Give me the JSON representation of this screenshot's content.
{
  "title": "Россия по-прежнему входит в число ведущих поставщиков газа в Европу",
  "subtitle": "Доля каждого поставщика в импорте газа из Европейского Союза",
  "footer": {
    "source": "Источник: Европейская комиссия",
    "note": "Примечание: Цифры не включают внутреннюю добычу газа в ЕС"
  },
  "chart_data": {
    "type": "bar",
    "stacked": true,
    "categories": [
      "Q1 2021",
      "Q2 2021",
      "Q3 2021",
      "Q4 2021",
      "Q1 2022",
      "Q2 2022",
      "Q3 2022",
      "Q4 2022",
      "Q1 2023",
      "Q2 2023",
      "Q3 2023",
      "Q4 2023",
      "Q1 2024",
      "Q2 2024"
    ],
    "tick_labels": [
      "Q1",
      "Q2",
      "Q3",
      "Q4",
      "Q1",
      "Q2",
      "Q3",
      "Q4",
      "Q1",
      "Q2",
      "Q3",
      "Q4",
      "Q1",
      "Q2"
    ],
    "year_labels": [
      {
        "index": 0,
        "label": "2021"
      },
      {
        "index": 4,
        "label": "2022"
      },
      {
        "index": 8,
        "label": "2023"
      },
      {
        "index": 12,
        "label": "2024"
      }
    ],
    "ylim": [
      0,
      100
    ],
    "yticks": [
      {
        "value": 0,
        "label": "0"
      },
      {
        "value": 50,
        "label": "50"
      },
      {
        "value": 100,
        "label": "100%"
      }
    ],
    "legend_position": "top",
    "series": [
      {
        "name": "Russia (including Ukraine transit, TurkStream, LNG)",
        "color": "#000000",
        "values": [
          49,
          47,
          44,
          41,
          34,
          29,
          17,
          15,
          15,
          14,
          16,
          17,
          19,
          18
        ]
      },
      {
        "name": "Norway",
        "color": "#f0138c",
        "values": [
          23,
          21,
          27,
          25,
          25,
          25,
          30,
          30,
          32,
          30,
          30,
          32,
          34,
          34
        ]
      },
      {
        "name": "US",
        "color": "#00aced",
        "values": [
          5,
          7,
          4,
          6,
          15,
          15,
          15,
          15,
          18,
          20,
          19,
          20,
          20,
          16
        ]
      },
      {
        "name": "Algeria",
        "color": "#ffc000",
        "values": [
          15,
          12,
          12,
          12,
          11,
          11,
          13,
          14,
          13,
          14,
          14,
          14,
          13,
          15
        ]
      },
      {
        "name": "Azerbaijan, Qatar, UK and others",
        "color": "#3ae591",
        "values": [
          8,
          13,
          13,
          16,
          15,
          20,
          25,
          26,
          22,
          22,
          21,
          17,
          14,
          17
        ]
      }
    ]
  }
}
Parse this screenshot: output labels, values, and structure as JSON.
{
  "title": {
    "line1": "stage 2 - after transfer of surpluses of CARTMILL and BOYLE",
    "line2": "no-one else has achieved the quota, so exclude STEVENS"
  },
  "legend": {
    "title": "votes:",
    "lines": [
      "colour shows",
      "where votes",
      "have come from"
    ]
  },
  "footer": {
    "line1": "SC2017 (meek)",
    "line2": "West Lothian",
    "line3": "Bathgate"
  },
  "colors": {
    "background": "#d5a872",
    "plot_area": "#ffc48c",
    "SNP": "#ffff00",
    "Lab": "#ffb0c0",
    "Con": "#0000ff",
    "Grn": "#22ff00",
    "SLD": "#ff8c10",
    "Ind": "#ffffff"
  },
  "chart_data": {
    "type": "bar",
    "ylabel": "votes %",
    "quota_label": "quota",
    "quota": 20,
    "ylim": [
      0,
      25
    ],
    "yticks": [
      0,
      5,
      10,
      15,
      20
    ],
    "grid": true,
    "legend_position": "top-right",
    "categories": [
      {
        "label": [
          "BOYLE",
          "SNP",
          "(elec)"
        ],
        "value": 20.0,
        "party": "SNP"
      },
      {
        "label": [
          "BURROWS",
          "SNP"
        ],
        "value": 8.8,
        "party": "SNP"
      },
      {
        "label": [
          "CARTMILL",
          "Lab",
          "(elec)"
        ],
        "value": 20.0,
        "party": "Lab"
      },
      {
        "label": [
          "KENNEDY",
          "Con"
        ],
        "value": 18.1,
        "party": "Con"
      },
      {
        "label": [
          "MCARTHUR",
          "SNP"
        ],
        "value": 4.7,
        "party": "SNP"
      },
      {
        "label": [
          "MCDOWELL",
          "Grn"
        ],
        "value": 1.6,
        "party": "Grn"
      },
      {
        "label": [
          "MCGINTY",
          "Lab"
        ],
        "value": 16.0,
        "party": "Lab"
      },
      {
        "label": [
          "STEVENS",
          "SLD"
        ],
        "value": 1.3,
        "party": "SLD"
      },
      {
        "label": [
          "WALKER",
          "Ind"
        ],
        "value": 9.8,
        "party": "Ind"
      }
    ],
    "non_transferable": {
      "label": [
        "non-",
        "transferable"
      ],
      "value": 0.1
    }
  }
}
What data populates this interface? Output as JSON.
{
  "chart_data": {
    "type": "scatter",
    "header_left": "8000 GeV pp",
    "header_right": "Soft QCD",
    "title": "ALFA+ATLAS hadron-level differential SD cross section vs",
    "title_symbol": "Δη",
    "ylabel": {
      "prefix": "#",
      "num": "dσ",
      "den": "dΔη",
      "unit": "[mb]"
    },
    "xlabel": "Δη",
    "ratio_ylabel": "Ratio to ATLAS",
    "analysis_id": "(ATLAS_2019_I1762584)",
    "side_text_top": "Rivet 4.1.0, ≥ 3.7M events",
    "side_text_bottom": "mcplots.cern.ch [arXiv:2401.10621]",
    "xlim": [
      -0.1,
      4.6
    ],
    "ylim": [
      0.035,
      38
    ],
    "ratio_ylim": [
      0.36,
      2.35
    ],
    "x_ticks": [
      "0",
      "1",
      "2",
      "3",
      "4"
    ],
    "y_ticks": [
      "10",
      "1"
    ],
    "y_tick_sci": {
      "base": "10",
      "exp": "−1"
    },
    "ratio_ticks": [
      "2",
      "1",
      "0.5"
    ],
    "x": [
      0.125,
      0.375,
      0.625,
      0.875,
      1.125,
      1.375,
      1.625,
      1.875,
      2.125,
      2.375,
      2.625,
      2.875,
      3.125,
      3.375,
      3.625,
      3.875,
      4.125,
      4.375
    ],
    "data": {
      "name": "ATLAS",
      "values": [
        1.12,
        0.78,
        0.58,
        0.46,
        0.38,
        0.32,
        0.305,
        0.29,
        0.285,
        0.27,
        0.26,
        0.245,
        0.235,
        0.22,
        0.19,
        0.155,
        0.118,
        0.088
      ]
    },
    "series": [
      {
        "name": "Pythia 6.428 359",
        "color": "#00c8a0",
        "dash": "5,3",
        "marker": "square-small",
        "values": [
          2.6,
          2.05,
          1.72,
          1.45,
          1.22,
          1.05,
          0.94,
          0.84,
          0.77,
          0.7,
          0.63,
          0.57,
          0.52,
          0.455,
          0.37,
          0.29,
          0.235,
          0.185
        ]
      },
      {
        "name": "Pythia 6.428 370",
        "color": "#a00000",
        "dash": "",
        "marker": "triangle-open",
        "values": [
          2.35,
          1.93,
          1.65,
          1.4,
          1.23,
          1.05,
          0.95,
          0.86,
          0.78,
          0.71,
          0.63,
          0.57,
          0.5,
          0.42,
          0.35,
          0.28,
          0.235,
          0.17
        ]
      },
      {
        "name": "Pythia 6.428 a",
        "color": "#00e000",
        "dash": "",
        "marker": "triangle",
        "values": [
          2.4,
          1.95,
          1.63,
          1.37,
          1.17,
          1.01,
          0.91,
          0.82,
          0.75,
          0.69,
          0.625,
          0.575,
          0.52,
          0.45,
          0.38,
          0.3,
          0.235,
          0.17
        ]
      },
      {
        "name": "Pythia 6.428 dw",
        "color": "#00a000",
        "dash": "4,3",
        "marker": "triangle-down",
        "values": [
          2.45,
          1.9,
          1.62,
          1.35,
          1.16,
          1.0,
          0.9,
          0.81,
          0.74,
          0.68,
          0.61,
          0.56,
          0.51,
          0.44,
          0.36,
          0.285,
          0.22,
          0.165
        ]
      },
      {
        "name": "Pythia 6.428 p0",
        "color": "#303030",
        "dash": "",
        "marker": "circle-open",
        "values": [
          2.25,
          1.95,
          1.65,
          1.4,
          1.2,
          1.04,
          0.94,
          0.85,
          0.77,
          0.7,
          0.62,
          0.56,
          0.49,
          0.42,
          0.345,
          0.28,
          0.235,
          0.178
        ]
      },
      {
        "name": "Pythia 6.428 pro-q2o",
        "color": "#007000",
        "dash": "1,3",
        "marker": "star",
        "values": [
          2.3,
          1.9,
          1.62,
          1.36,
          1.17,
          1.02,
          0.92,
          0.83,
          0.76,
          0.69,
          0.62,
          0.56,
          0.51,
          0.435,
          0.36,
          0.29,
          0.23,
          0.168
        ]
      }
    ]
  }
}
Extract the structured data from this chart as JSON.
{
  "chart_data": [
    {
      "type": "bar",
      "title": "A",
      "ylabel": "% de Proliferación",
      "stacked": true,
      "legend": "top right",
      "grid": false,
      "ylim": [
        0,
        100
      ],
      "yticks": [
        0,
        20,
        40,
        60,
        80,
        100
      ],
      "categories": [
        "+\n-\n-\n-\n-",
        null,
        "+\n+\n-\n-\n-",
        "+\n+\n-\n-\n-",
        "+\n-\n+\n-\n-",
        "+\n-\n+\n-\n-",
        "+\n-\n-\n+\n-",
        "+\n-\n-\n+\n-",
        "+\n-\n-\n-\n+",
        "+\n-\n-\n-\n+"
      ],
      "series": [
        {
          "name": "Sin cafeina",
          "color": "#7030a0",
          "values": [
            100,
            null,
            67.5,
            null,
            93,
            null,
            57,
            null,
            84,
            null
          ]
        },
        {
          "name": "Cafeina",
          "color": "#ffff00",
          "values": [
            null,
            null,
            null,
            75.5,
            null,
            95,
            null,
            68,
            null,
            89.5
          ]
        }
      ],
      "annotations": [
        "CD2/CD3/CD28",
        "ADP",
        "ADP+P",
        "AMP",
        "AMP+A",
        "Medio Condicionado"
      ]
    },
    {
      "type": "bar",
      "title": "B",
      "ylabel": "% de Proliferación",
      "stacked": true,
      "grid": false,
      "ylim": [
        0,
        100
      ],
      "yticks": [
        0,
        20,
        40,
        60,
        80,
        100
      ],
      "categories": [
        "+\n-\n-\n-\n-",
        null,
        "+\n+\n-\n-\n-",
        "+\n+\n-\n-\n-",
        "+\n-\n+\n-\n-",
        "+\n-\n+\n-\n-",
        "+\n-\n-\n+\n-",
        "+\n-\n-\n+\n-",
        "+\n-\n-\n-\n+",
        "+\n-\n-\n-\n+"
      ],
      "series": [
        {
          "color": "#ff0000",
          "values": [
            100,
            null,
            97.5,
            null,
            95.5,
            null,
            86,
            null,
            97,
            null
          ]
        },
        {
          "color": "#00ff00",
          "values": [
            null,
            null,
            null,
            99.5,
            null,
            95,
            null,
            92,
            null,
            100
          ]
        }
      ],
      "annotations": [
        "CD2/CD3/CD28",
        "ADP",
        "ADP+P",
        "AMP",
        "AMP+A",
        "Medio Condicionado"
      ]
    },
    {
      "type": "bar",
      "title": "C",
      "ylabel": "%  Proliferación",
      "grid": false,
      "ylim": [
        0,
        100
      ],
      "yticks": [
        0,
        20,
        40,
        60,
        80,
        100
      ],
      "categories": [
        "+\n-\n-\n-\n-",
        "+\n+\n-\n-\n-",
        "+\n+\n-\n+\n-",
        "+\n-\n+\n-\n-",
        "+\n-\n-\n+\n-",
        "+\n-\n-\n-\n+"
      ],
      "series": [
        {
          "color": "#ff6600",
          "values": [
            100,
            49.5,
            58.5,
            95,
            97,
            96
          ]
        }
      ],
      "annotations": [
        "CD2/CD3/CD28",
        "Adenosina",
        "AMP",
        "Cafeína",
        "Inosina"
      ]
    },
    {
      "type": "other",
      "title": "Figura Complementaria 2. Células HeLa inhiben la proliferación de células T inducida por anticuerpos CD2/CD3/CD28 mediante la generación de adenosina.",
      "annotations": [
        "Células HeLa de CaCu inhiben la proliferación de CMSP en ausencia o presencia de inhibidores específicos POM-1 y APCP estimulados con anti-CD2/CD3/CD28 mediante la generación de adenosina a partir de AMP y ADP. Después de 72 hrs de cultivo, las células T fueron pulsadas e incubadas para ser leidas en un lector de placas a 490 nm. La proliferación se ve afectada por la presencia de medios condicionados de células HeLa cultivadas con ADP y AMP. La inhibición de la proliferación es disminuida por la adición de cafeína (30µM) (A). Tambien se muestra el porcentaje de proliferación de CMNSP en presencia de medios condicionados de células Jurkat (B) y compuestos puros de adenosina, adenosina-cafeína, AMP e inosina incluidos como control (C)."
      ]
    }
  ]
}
────────────────────
WORK TO DO:
Which lines hold the word "true"? Copy every one of them.

TASK OUTPUT:
    "stacked": true,
    "grid": true,
      "stacked": true,
      "stacked": true,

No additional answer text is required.